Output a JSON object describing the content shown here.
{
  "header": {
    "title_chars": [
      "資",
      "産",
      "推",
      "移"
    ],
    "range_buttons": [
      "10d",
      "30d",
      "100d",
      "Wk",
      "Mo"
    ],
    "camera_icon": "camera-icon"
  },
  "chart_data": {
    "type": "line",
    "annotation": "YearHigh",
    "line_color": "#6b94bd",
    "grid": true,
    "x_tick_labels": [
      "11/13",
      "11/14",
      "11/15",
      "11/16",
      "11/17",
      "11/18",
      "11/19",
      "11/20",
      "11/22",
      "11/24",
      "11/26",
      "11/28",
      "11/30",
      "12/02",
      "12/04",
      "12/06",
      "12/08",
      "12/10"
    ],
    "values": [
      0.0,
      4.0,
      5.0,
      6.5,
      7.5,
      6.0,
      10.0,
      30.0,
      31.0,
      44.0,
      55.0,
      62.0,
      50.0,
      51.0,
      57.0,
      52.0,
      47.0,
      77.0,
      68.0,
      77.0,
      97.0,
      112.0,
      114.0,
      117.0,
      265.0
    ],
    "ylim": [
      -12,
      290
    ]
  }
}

◆ ◆ ◆ ◆ ◆

▸ **WORK TO BE COMPLETED**
Quote each line of the listing above exactly.

▸ **EXERCISE ANSWER**
Output a JSON object describing the content shown here.
{
  "header": {
    "title_chars": [
      "資",
      "産",
      "推",
      "移"
    ],
    "range_buttons": [
      "10d",
      "30d",
      "100d",
      "Wk",
      "Mo"
    ],
    "camera_icon": "camera-icon"
  },
  "chart_data": {
    "type": "line",
    "annotation": "YearHigh",
    "line_color": "#6b94bd",
    "grid": true,
    "x_tick_labels": [
      "11/13",
      "11/14",
      "11/15",
      "11/16",
      "11/17",
      "11/18",
      "11/19",
      "11/20",
      "11/22",
      "11/24",
      "11/26",
      "11/28",
      "11/30",
      "12/02",
      "12/04",
      "12/06",
      "12/08",
      "12/10"
    ],
    "values": [
      0.0,
      4.0,
      5.0,
      6.5,
      7.5,
      6.0,
      10.0,
      30.0,
      31.0,
      44.0,
      55.0,
      62.0,
      50.0,
      51.0,
      57.0,
      52.0,
      47.0,
      77.0,
      68.0,
      77.0,
      97.0,
      112.0,
      114.0,
      117.0,
      265.0
    ],
    "ylim": [
      -12,
      290
    ]
  }
}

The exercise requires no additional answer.